= Excerpt provided =
****************

By symmetry, the electric field along the $z$ axis will have only a $z$ component with

$$E_z(0,0,z)=\left.-\frac{\partial \phi(x,y,z)}{\partial z}\right|_{(0,0,z)}$$

Therefore, we have

$$E_z(0,0,z)=\frac{\sigma z}{\pi \epsilon_0}\int_0^{a/2}\int_0^{a/2}\frac{1}{(x^2+y^2+z^2)^{3/2}}\,dx\,dy$$

Rather than attempt a transformation to cylindrical coordinates, we proceed here with integrating directly in Cartesian coordinates.

We evaluate the inner integral by making the substitution $x=\sqrt{y^2+z^2}\tan \theta$. This yields

$$\begin{align} \int_0^{a/2}\frac{1}{(x^2+y^2+z^2)^{3/2}}\,dx&=\left.\left(\frac{x}{(y^2+z^2)\sqrt{x^2+y^2+z^2}}\right)\right|_{0}^{a/2}\\\\ &=\frac{a/2}{(y^2+z^2)\sqrt{(a/2)^2+y^2+z^2}} \end{align}$$

Therefore, we have reduced the expression for the electric field along the $z$ axis to

$$E_z(0,0,z)=\frac{\sigma z}{\pi \epsilon_0}\int_0^{a/2}\frac{a/2}{(y^2+z^2)\sqrt{(a/2)^2+y^2+z^2}}\,dy$$

To evaluate the remaining integral, we make the standard trigonometric substitution $y=\sqrt{(a/2)^2+z^2}\tan(u)$. Then, we have

$$\begin{align} E_z(0,0,z)&=\frac{\sigma z(a/2)}{\pi \epsilon_0}\int_0^{\arctan\left(\frac{a/2}{\sqrt{(a/2)^2+z^2}}\right)}\,\,\frac{\cos(u)}{z^2+(a/2)^2\sin^2(u)}\,du\\\\ &=\frac{\sigma z(a/2)}{\pi \epsilon_0}\int_0^{(a/2)/\sqrt{(a/2)^2+(a/2)^2+z^2}} \frac{1}{z^2+(a/2)^2v^2}\,dv\\\\ &=\frac{\sigma }{\pi \epsilon_0}\arctan\left(\frac{(a/2)^2}{z\sqrt{2(a/2)^2+z^2}}\right) \end{align}$$


NOTE 1:

We can recover, of course, the potential along the $z$ axis by integrating the electric field. In this problem, integration by parts facilitates. This is left as an exercise for the reader.

****************

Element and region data
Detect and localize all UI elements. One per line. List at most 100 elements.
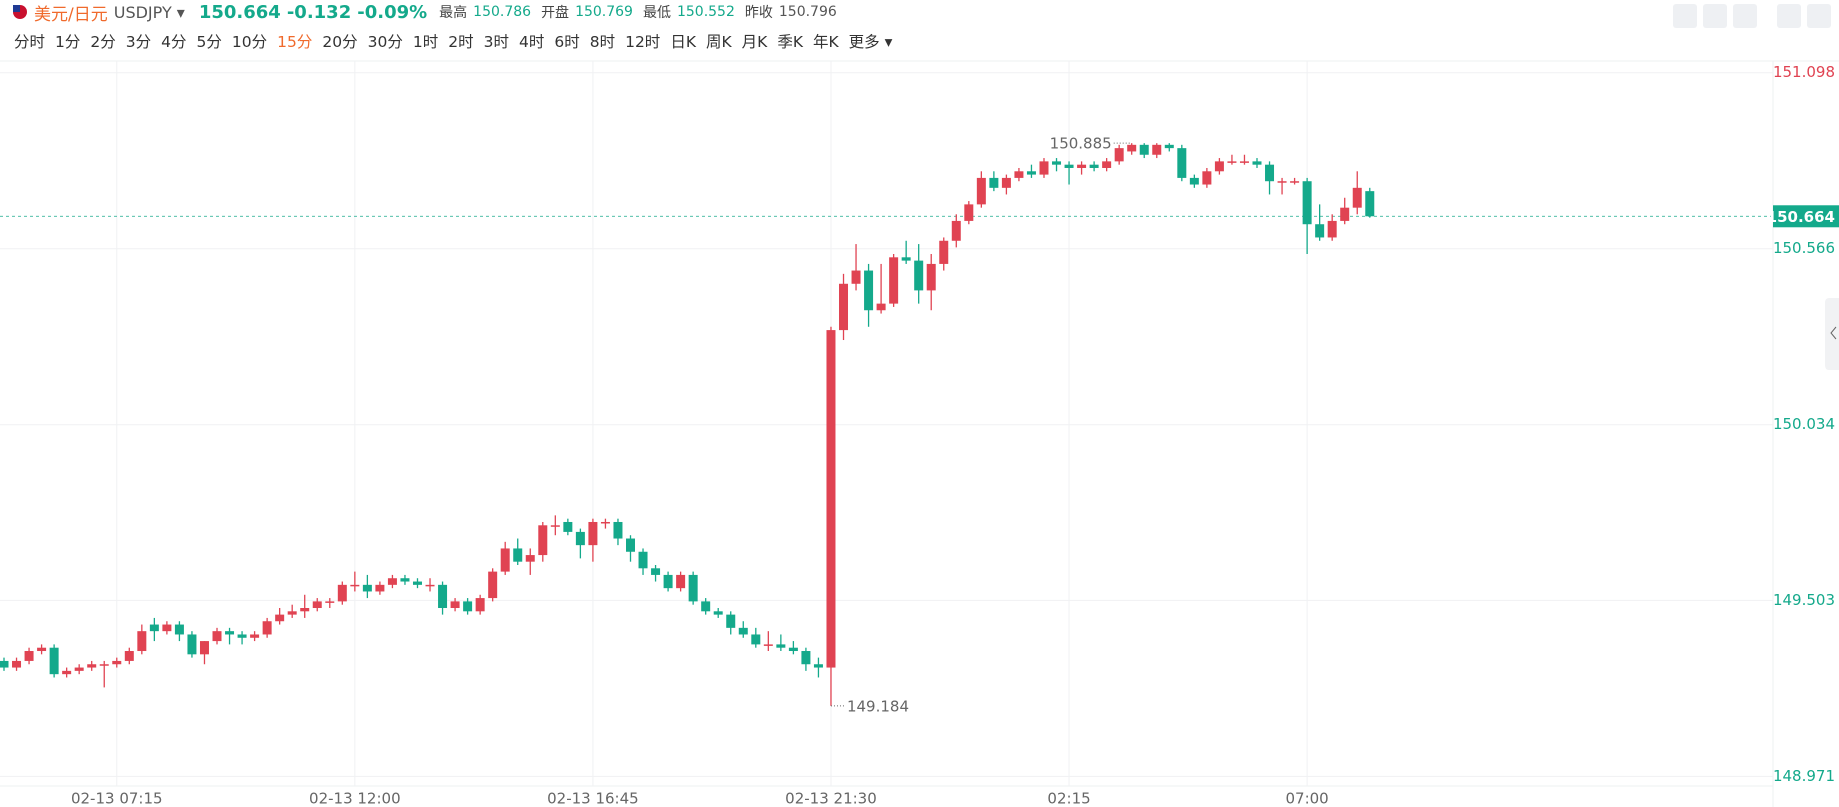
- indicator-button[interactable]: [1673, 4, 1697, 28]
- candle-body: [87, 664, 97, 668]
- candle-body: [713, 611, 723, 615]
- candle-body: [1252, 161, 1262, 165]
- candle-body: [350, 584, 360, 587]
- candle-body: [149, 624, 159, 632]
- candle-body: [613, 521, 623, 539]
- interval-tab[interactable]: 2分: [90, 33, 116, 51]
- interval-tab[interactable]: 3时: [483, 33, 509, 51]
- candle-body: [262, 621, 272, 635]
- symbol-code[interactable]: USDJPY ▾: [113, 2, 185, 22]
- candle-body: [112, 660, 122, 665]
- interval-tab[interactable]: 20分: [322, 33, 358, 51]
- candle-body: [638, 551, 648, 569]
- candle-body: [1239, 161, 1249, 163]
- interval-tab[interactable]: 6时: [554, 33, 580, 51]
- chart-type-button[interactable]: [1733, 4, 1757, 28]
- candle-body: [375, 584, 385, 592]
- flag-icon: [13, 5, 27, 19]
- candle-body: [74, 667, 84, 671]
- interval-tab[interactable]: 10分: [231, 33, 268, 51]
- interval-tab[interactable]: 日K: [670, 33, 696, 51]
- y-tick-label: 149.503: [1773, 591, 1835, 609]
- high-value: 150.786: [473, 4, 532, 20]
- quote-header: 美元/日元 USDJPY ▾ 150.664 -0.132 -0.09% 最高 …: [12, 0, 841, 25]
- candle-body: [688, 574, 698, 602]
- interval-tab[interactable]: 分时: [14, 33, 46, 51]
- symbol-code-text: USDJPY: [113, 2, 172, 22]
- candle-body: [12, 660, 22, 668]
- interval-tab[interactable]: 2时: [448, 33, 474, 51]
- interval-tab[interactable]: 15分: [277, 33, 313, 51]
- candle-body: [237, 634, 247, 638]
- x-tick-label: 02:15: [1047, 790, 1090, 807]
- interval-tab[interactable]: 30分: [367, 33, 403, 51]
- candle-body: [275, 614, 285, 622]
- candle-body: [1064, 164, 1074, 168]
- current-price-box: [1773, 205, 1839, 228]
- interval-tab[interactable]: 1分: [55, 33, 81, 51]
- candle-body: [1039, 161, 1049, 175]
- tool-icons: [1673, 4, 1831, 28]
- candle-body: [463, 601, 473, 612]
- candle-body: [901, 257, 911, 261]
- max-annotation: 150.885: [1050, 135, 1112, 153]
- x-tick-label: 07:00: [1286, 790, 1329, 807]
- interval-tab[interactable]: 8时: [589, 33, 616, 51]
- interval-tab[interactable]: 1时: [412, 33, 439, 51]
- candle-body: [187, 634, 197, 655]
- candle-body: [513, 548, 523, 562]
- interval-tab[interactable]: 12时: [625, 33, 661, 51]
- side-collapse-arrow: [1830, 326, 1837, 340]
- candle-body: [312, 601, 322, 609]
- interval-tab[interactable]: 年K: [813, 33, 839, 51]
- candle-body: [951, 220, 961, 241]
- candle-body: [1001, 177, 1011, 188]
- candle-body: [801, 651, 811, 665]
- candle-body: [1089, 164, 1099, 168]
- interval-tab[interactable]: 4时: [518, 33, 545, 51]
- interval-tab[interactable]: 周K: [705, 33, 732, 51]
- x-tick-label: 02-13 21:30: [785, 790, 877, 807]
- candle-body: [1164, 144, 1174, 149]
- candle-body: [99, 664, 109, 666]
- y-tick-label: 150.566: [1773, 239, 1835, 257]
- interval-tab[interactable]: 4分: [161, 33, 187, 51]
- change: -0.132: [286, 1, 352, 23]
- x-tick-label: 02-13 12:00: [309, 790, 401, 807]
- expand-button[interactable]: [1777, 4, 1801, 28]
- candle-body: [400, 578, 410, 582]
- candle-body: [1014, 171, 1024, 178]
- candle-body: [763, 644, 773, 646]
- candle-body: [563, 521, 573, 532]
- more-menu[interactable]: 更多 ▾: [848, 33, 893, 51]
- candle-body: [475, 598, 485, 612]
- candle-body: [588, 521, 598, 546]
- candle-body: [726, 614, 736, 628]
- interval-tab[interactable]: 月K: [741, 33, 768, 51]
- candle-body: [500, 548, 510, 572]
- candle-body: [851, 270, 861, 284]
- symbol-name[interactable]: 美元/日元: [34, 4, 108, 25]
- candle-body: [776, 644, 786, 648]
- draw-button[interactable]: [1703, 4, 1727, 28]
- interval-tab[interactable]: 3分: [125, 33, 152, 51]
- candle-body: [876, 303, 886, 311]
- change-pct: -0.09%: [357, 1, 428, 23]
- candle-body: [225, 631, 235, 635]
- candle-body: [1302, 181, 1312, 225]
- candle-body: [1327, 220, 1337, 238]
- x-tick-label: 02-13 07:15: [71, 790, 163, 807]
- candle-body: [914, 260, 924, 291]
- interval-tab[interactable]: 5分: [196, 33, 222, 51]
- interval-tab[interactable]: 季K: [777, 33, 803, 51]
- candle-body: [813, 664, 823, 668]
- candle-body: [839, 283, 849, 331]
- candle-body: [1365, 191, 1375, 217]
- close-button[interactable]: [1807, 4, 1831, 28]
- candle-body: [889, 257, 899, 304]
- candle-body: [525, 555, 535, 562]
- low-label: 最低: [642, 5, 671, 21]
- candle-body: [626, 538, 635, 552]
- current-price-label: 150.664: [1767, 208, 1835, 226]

****************

= Tasks to complete =
1 > Condense the paragraph of the derivation that begins "We can recover, of course," into a single shorter sentence that keeps its main facts.
2 > Write a continuation of the derivation of the electric field along the $z$ axis, beginning after its last sentence.

= Results of the tasks =
1 > The potential along the $z$ axis can be obtained by integrating the electric field, a step made easier by integration by parts and left to the reader as an exercise.

2 >
NOTE 2:

As $a\to \infty$, the arctangent goes to $\pi/2\,\text{sgn}(z)$, and we recover the familiar result of the electric field from a uniform surface charge on an infinite surface, namely $\vec E(0,0,0^{\pm})=\pm \hat z\,\frac{\sigma}{2\epsilon_0}$.


NOTE 3:

As $z\to 0^{\pm}$, the arctangent goes to $\pi/2 \,\text{sgn}(z)$ and the electric field is $\vec E(0,0,0^{\pm})=\pm \hat z\,\frac{\sigma}{2\epsilon_0}$


NOTE 4:

As $z\to \pm \infty$, the arctangent goes to $\frac{(a/2)^2}{z^2}\,\text{sgn}(z)$ and the electric field is $\vec E(0,0,z\to \pm \infty)=\pm \hat z\,\frac{\sigma a^2}{4\pi \epsilon_0\,z^2}$, which appears as the field from a point charge $q=\sigma a^2$.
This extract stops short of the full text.